*TASK DETAILS*
All of the records below should be output exactly.
[BEGIN DATA EXTRACT]
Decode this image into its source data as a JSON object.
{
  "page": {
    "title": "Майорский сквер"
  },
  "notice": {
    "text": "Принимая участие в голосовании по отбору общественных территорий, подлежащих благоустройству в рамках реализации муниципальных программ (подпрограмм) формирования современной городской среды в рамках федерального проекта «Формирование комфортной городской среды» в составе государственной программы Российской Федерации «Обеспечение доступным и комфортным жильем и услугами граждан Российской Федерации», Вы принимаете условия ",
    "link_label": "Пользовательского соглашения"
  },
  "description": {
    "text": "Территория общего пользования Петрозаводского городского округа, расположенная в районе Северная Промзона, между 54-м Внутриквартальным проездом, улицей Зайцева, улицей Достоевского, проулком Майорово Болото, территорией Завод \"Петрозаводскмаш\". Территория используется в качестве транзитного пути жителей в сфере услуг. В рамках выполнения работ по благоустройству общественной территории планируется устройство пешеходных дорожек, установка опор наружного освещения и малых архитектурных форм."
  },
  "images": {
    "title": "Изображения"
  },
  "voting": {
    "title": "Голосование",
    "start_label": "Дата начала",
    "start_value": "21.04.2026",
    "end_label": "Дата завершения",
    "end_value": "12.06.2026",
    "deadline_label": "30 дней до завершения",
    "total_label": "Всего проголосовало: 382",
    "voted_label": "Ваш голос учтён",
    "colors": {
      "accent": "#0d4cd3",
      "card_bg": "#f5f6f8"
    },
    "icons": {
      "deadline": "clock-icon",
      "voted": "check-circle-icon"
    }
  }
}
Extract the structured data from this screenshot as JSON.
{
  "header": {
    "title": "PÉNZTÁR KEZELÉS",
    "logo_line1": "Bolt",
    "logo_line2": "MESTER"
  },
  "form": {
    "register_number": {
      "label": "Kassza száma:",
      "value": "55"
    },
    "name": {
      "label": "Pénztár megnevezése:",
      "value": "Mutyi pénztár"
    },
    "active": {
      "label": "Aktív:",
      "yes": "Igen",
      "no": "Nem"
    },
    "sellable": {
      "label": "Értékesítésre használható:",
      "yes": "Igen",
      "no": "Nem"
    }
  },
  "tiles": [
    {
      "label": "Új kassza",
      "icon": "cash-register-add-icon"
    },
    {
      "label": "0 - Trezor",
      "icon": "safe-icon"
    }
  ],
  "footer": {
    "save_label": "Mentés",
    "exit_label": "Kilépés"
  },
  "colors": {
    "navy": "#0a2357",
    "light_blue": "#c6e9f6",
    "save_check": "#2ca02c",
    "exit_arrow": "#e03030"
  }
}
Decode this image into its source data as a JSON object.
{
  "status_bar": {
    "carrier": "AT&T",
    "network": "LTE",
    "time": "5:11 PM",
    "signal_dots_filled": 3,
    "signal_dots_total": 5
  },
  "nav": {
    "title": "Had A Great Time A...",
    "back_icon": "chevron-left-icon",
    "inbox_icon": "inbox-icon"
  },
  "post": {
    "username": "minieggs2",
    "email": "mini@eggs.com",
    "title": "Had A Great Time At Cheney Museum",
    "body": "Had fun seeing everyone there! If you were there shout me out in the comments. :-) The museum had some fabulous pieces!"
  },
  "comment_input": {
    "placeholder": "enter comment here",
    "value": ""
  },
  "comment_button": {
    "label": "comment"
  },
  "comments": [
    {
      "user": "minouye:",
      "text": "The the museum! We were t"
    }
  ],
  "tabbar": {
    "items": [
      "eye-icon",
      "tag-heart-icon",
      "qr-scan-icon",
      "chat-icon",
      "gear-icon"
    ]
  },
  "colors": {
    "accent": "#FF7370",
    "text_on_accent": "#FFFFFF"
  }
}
[END DATA EXTRACT]
*OUTPUT OF THE TASK*
Decode this image into its source data as a JSON object.
{
  "page": {
    "title": "Майорский сквер"
  },
  "notice": {
    "text": "Принимая участие в голосовании по отбору общественных территорий, подлежащих благоустройству в рамках реализации муниципальных программ (подпрограмм) формирования современной городской среды в рамках федерального проекта «Формирование комфортной городской среды» в составе государственной программы Российской Федерации «Обеспечение доступным и комфортным жильем и услугами граждан Российской Федерации», Вы принимаете условия ",
    "link_label": "Пользовательского соглашения"
  },
  "description": {
    "text": "Территория общего пользования Петрозаводского городского округа, расположенная в районе Северная Промзона, между 54-м Внутриквартальным проездом, улицей Зайцева, улицей Достоевского, проулком Майорово Болото, территорией Завод \"Петрозаводскмаш\". Территория используется в качестве транзитного пути жителей в сфере услуг. В рамках выполнения работ по благоустройству общественной территории планируется устройство пешеходных дорожек, установка опор наружного освещения и малых архитектурных форм."
  },
  "images": {
    "title": "Изображения"
  },
  "voting": {
    "title": "Голосование",
    "start_label": "Дата начала",
    "start_value": "21.04.2026",
    "end_label": "Дата завершения",
    "end_value": "12.06.2026",
    "deadline_label": "30 дней до завершения",
    "total_label": "Всего проголосовало: 382",
    "voted_label": "Ваш голос учтён",
    "colors": {
      "accent": "#0d4cd3",
      "card_bg": "#f5f6f8"
    },
    "icons": {
      "deadline": "clock-icon",
      "voted": "check-circle-icon"
    }
  }
}
Extract the structured data from this screenshot as JSON.
{
  "header": {
    "title": "PÉNZTÁR KEZELÉS",
    "logo_line1": "Bolt",
    "logo_line2": "MESTER"
  },
  "form": {
    "register_number": {
      "label": "Kassza száma:",
      "value": "55"
    },
    "name": {
      "label": "Pénztár megnevezése:",
      "value": "Mutyi pénztár"
    },
    "active": {
      "label": "Aktív:",
      "yes": "Igen",
      "no": "Nem"
    },
    "sellable": {
      "label": "Értékesítésre használható:",
      "yes": "Igen",
      "no": "Nem"
    }
  },
  "tiles": [
    {
      "label": "Új kassza",
      "icon": "cash-register-add-icon"
    },
    {
      "label": "0 - Trezor",
      "icon": "safe-icon"
    }
  ],
  "footer": {
    "save_label": "Mentés",
    "exit_label": "Kilépés"
  },
  "colors": {
    "navy": "#0a2357",
    "light_blue": "#c6e9f6",
    "save_check": "#2ca02c",
    "exit_arrow": "#e03030"
  }
}
Decode this image into its source data as a JSON object.
{
  "status_bar": {
    "carrier": "AT&T",
    "network": "LTE",
    "time": "5:11 PM",
    "signal_dots_filled": 3,
    "signal_dots_total": 5
  },
  "nav": {
    "title": "Had A Great Time A...",
    "back_icon": "chevron-left-icon",
    "inbox_icon": "inbox-icon"
  },
  "post": {
    "username": "minieggs2",
    "email": "mini@eggs.com",
    "title": "Had A Great Time At Cheney Museum",
    "body": "Had fun seeing everyone there! If you were there shout me out in the comments. :-) The museum had some fabulous pieces!"
  },
  "comment_input": {
    "placeholder": "enter comment here",
    "value": ""
  },
  "comment_button": {
    "label": "comment"
  },
  "comments": [
    {
      "user": "minouye:",
      "text": "The the museum! We were t"
    }
  ],
  "tabbar": {
    "items": [
      "eye-icon",
      "tag-heart-icon",
      "qr-scan-icon",
      "chat-icon",
      "gear-icon"
    ]
  },
  "colors": {
    "accent": "#FF7370",
    "text_on_accent": "#FFFFFF"
  }
}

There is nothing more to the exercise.